What the task requires
From the entries below, extract every line that includes the word "this".
## start Input
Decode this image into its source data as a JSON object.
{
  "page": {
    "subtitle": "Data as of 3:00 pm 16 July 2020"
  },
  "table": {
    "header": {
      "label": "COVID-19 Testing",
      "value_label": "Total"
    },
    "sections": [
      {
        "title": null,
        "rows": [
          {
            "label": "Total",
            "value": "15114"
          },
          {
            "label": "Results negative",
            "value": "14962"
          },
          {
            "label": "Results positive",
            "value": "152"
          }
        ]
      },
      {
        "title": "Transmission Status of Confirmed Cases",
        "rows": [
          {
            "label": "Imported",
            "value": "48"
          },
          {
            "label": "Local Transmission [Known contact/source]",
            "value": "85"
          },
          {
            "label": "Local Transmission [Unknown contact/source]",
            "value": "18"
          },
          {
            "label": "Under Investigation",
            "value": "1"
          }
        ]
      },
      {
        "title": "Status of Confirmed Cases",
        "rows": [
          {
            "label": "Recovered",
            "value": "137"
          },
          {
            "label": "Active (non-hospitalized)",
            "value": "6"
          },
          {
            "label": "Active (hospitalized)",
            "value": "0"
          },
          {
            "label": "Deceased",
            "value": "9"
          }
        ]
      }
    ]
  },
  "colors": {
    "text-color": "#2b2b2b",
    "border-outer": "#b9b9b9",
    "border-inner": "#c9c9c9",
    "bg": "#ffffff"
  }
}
## end Input
## start Input
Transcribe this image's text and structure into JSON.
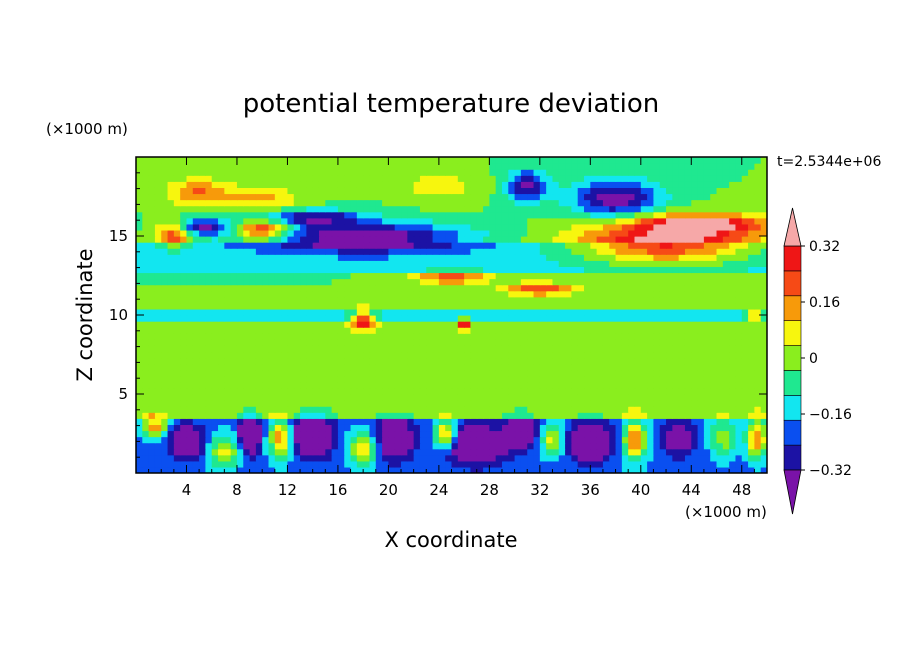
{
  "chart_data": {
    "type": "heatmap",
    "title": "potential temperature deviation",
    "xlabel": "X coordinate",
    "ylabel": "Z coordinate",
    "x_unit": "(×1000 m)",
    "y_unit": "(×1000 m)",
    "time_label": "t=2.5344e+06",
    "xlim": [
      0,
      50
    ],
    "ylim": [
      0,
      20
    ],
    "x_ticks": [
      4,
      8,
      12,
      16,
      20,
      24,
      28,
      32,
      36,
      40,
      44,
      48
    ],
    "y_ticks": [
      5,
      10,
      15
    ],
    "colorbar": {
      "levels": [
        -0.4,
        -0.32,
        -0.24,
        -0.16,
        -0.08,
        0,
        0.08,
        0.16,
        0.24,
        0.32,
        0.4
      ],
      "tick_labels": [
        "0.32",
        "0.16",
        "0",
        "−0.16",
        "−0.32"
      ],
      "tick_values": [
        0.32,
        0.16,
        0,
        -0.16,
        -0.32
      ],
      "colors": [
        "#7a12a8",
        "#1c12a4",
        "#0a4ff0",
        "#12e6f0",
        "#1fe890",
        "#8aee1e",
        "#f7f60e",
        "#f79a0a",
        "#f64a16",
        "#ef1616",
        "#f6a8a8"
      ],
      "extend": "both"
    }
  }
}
## end Input
Worked answer
Decode this image into its source data as a JSON object.
Transcribe this image's text and structure into JSON.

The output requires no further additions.